Records for processing
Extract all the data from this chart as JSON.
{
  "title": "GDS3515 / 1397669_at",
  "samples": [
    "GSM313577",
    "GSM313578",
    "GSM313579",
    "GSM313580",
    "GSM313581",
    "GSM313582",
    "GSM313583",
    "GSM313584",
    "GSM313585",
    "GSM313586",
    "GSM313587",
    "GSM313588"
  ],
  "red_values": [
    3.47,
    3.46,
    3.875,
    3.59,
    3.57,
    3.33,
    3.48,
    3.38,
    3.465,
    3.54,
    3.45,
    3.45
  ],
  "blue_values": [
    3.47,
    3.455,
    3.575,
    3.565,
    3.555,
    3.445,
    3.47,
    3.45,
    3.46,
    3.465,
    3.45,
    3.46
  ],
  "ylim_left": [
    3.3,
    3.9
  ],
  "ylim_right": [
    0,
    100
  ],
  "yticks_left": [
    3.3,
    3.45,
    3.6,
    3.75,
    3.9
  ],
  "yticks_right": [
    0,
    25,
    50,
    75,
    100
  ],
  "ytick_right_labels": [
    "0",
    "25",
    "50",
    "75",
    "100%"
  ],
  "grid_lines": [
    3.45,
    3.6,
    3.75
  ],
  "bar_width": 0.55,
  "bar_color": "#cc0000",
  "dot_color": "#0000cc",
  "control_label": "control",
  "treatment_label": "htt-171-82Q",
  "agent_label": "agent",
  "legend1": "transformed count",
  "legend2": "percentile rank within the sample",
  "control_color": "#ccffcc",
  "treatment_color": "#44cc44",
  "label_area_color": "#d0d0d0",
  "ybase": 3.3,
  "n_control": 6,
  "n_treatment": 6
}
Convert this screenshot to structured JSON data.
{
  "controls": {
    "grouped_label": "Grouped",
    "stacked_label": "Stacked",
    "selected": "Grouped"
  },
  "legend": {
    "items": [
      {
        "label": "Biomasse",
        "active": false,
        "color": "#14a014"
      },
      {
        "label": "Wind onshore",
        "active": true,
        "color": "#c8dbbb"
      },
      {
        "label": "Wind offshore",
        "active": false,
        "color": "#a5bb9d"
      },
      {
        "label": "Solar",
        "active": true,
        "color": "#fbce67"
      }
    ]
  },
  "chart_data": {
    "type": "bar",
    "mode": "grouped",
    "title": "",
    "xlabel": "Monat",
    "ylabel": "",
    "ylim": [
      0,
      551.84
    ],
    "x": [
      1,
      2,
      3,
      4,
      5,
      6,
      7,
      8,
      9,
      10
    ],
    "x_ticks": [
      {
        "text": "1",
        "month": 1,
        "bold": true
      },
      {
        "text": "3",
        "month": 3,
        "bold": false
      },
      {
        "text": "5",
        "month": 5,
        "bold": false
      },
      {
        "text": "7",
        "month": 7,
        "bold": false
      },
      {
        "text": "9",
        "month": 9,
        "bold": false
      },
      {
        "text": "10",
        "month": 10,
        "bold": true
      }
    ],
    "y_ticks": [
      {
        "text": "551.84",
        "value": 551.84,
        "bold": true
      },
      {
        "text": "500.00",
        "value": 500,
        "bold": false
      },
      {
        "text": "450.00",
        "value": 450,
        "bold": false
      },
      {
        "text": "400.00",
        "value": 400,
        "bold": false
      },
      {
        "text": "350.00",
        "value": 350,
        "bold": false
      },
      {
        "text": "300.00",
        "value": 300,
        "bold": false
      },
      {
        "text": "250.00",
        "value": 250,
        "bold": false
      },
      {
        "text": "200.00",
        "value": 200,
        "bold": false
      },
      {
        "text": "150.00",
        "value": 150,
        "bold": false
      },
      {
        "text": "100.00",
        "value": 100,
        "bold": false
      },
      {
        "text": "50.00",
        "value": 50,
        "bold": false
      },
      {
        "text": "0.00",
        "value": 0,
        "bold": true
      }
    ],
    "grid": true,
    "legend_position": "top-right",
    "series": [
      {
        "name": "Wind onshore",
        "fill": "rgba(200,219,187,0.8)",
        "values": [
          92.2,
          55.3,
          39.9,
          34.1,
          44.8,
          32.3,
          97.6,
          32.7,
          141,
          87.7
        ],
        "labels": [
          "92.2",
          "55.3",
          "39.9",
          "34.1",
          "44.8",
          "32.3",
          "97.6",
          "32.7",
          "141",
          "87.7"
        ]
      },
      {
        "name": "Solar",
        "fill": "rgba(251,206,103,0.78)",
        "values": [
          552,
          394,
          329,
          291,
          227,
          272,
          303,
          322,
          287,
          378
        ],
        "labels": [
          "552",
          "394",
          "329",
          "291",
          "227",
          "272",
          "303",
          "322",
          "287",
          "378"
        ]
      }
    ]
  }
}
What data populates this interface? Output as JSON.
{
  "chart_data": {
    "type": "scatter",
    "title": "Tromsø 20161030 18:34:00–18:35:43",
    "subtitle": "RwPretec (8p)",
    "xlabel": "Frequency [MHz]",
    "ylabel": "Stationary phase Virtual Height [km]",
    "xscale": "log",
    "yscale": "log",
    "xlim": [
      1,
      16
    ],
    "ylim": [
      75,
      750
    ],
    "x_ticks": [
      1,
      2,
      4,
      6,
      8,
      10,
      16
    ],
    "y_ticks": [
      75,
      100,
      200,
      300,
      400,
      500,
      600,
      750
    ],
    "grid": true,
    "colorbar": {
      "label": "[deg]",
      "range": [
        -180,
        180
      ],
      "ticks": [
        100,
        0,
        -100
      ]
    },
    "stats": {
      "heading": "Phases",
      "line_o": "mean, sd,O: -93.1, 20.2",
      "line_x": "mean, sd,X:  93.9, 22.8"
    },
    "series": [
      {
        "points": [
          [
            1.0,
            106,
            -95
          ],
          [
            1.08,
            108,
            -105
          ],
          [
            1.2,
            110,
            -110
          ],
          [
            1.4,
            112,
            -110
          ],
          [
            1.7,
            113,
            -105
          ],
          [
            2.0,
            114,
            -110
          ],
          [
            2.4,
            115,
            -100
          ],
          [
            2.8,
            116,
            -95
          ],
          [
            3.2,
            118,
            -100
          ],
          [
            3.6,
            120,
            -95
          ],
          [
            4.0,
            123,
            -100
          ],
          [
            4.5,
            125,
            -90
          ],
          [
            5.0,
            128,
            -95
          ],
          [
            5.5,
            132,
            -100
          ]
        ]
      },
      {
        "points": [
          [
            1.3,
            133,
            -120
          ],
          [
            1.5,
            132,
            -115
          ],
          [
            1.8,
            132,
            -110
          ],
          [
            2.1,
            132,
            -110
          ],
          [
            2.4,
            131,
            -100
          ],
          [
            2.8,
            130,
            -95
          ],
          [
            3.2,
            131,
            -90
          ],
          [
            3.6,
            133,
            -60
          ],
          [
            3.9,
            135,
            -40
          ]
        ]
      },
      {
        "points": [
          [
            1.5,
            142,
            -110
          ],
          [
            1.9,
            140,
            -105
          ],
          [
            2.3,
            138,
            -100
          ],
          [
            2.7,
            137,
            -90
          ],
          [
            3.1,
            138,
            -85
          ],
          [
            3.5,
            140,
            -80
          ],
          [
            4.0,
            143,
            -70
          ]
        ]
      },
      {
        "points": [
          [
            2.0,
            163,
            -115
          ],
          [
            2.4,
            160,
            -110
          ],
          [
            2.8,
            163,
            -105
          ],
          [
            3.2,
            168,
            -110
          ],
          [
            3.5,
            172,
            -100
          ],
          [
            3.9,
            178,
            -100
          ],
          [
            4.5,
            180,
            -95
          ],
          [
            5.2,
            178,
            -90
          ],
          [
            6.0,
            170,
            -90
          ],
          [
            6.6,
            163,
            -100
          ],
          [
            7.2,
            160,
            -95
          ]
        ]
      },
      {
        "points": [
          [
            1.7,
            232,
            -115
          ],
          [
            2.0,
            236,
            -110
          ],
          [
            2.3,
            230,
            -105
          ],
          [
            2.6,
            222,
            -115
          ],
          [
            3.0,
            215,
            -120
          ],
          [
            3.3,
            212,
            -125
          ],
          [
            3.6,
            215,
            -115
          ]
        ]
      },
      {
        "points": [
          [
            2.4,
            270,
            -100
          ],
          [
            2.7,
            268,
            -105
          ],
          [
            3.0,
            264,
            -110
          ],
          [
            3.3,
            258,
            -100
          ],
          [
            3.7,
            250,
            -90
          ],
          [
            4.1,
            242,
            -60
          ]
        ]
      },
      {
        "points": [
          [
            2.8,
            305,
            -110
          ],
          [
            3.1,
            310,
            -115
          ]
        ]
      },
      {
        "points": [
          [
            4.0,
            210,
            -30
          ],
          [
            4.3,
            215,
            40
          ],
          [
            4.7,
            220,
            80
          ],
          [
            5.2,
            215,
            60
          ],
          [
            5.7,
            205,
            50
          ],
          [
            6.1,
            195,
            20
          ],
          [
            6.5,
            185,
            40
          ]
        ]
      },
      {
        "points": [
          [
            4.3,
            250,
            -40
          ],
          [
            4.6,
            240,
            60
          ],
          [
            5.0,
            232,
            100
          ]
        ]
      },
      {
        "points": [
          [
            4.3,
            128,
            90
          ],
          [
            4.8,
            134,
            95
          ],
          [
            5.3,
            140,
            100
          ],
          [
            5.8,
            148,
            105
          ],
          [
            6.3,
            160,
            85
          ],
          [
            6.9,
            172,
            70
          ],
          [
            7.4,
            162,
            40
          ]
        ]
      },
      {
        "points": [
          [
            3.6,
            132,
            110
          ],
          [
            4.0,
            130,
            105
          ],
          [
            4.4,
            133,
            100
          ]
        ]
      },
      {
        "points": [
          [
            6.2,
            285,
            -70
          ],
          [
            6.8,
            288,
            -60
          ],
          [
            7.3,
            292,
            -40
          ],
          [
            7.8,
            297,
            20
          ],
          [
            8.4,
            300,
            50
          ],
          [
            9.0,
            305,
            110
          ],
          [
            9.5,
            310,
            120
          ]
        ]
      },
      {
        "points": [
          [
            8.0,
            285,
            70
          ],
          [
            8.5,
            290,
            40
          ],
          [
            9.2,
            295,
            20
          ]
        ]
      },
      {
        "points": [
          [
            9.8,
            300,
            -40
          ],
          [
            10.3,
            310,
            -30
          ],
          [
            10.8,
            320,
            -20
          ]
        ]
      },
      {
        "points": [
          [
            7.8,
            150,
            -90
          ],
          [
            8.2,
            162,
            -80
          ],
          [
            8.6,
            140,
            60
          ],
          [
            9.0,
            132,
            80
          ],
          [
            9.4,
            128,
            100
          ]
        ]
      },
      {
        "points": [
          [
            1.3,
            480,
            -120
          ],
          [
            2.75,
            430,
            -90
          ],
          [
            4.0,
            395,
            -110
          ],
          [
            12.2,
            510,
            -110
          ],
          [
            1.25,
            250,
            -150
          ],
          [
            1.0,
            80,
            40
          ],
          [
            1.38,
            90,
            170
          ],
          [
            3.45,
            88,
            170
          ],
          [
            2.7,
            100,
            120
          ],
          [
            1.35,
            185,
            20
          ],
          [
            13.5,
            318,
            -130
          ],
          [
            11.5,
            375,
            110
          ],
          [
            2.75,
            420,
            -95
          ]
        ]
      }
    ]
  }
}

What is required
Of all the lines above, how many contain the word "this"? Answer with only the number.

Written solution
3